■ **The exercise**
Transcribe the listing word for word.

■ **Supplied entries**
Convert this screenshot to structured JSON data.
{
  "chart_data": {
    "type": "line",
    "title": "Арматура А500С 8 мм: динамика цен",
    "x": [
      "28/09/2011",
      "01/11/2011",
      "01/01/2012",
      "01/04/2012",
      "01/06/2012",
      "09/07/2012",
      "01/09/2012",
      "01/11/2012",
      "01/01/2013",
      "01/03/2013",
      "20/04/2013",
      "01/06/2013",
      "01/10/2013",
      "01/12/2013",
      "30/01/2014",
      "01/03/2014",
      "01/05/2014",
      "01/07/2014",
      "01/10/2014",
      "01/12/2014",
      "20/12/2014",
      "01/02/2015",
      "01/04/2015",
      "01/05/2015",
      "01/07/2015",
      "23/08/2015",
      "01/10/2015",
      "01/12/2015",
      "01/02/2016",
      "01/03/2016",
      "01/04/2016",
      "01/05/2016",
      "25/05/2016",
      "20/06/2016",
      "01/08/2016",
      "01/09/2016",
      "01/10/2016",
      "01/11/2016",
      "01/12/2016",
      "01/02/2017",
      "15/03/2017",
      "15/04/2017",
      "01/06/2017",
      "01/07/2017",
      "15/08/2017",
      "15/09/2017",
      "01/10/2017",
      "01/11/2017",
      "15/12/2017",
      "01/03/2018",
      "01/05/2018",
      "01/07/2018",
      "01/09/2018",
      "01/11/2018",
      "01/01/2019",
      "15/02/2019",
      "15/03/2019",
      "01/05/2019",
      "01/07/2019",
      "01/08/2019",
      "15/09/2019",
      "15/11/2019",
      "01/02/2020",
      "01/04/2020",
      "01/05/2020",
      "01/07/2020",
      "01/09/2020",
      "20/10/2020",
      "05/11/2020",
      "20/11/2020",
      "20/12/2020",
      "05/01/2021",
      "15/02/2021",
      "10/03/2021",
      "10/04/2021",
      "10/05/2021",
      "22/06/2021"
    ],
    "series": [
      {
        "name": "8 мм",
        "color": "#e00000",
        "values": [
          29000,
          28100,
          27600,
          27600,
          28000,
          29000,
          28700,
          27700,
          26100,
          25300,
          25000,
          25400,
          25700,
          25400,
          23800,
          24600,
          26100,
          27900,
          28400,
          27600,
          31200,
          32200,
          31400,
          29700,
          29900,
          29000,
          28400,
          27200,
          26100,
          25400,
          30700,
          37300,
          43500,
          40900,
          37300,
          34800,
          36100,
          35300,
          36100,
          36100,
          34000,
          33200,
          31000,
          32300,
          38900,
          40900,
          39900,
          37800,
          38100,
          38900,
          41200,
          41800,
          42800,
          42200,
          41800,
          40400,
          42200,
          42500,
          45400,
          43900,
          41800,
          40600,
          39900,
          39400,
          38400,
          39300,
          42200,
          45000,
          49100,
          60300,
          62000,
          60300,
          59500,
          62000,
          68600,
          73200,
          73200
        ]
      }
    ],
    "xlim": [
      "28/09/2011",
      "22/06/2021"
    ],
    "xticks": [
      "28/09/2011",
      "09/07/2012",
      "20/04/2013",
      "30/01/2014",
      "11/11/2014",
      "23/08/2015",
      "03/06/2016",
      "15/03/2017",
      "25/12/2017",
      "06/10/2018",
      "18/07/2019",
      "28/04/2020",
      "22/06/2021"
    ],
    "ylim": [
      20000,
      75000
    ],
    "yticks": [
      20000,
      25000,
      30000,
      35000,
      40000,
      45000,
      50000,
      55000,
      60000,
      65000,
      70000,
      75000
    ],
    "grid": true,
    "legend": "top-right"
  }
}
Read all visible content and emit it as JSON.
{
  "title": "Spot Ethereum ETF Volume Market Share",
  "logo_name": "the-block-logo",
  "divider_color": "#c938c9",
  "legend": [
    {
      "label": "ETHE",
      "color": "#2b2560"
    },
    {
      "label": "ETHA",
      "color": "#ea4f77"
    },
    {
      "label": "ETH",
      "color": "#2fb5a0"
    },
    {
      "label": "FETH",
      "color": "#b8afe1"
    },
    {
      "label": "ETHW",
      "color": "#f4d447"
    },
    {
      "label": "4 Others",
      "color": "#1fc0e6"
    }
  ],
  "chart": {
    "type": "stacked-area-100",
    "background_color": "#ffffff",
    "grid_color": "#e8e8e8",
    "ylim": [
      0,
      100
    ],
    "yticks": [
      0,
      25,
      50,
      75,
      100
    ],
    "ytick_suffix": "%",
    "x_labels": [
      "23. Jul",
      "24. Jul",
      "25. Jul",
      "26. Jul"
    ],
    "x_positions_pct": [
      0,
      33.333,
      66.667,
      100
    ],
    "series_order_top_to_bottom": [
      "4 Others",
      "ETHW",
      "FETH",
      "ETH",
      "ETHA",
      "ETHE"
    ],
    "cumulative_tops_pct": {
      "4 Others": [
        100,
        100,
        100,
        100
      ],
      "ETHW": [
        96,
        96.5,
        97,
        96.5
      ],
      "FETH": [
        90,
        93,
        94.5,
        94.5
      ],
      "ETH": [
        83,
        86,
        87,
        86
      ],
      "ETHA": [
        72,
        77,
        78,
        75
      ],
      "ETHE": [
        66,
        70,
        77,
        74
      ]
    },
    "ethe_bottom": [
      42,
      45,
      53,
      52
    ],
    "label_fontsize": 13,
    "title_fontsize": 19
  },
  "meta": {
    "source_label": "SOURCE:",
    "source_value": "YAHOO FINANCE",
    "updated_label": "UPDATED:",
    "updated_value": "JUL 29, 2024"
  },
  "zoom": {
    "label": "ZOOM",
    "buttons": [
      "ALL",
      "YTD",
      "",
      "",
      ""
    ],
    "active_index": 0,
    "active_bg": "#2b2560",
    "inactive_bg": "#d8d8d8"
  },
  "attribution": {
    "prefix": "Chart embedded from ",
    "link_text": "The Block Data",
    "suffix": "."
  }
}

■ **Final result**
Convert this screenshot to structured JSON data.
{
  "chart_data": {
    "type": "line",
    "title": "Арматура А500С 8 мм: динамика цен",
    "x": [
      "28/09/2011",
      "01/11/2011",
      "01/01/2012",
      "01/04/2012",
      "01/06/2012",
      "09/07/2012",
      "01/09/2012",
      "01/11/2012",
      "01/01/2013",
      "01/03/2013",
      "20/04/2013",
      "01/06/2013",
      "01/10/2013",
      "01/12/2013",
      "30/01/2014",
      "01/03/2014",
      "01/05/2014",
      "01/07/2014",
      "01/10/2014",
      "01/12/2014",
      "20/12/2014",
      "01/02/2015",
      "01/04/2015",
      "01/05/2015",
      "01/07/2015",
      "23/08/2015",
      "01/10/2015",
      "01/12/2015",
      "01/02/2016",
      "01/03/2016",
      "01/04/2016",
      "01/05/2016",
      "25/05/2016",
      "20/06/2016",
      "01/08/2016",
      "01/09/2016",
      "01/10/2016",
      "01/11/2016",
      "01/12/2016",
      "01/02/2017",
      "15/03/2017",
      "15/04/2017",
      "01/06/2017",
      "01/07/2017",
      "15/08/2017",
      "15/09/2017",
      "01/10/2017",
      "01/11/2017",
      "15/12/2017",
      "01/03/2018",
      "01/05/2018",
      "01/07/2018",
      "01/09/2018",
      "01/11/2018",
      "01/01/2019",
      "15/02/2019",
      "15/03/2019",
      "01/05/2019",
      "01/07/2019",
      "01/08/2019",
      "15/09/2019",
      "15/11/2019",
      "01/02/2020",
      "01/04/2020",
      "01/05/2020",
      "01/07/2020",
      "01/09/2020",
      "20/10/2020",
      "05/11/2020",
      "20/11/2020",
      "20/12/2020",
      "05/01/2021",
      "15/02/2021",
      "10/03/2021",
      "10/04/2021",
      "10/05/2021",
      "22/06/2021"
    ],
    "series": [
      {
        "name": "8 мм",
        "color": "#e00000",
        "values": [
          29000,
          28100,
          27600,
          27600,
          28000,
          29000,
          28700,
          27700,
          26100,
          25300,
          25000,
          25400,
          25700,
          25400,
          23800,
          24600,
          26100,
          27900,
          28400,
          27600,
          31200,
          32200,
          31400,
          29700,
          29900,
          29000,
          28400,
          27200,
          26100,
          25400,
          30700,
          37300,
          43500,
          40900,
          37300,
          34800,
          36100,
          35300,
          36100,
          36100,
          34000,
          33200,
          31000,
          32300,
          38900,
          40900,
          39900,
          37800,
          38100,
          38900,
          41200,
          41800,
          42800,
          42200,
          41800,
          40400,
          42200,
          42500,
          45400,
          43900,
          41800,
          40600,
          39900,
          39400,
          38400,
          39300,
          42200,
          45000,
          49100,
          60300,
          62000,
          60300,
          59500,
          62000,
          68600,
          73200,
          73200
        ]
      }
    ],
    "xlim": [
      "28/09/2011",
      "22/06/2021"
    ],
    "xticks": [
      "28/09/2011",
      "09/07/2012",
      "20/04/2013",
      "30/01/2014",
      "11/11/2014",
      "23/08/2015",
      "03/06/2016",
      "15/03/2017",
      "25/12/2017",
      "06/10/2018",
      "18/07/2019",
      "28/04/2020",
      "22/06/2021"
    ],
    "ylim": [
      20000,
      75000
    ],
    "yticks": [
      20000,
      25000,
      30000,
      35000,
      40000,
      45000,
      50000,
      55000,
      60000,
      65000,
      70000,
      75000
    ],
    "grid": true,
    "legend": "top-right"
  }
}
Read all visible content and emit it as JSON.
{
  "title": "Spot Ethereum ETF Volume Market Share",
  "logo_name": "the-block-logo",
  "divider_color": "#c938c9",
  "legend": [
    {
      "label": "ETHE",
      "color": "#2b2560"
    },
    {
      "label": "ETHA",
      "color": "#ea4f77"
    },
    {
      "label": "ETH",
      "color": "#2fb5a0"
    },
    {
      "label": "FETH",
      "color": "#b8afe1"
    },
    {
      "label": "ETHW",
      "color": "#f4d447"
    },
    {
      "label": "4 Others",
      "color": "#1fc0e6"
    }
  ],
  "chart": {
    "type": "stacked-area-100",
    "background_color": "#ffffff",
    "grid_color": "#e8e8e8",
    "ylim": [
      0,
      100
    ],
    "yticks": [
      0,
      25,
      50,
      75,
      100
    ],
    "ytick_suffix": "%",
    "x_labels": [
      "23. Jul",
      "24. Jul",
      "25. Jul",
      "26. Jul"
    ],
    "x_positions_pct": [
      0,
      33.333,
      66.667,
      100
    ],
    "series_order_top_to_bottom": [
      "4 Others",
      "ETHW",
      "FETH",
      "ETH",
      "ETHA",
      "ETHE"
    ],
    "cumulative_tops_pct": {
      "4 Others": [
        100,
        100,
        100,
        100
      ],
      "ETHW": [
        96,
        96.5,
        97,
        96.5
      ],
      "FETH": [
        90,
        93,
        94.5,
        94.5
      ],
      "ETH": [
        83,
        86,
        87,
        86
      ],
      "ETHA": [
        72,
        77,
        78,
        75
      ],
      "ETHE": [
        66,
        70,
        77,
        74
      ]
    },
    "ethe_bottom": [
      42,
      45,
      53,
      52
    ],
    "label_fontsize": 13,
    "title_fontsize": 19
  },
  "meta": {
    "source_label": "SOURCE:",
    "source_value": "YAHOO FINANCE",
    "updated_label": "UPDATED:",
    "updated_value": "JUL 29, 2024"
  },
  "zoom": {
    "label": "ZOOM",
    "buttons": [
      "ALL",
      "YTD",
      "",
      "",
      ""
    ],
    "active_index": 0,
    "active_bg": "#2b2560",
    "inactive_bg": "#d8d8d8"
  },
  "attribution": {
    "prefix": "Chart embedded from ",
    "link_text": "The Block Data",
    "suffix": "."
  }
}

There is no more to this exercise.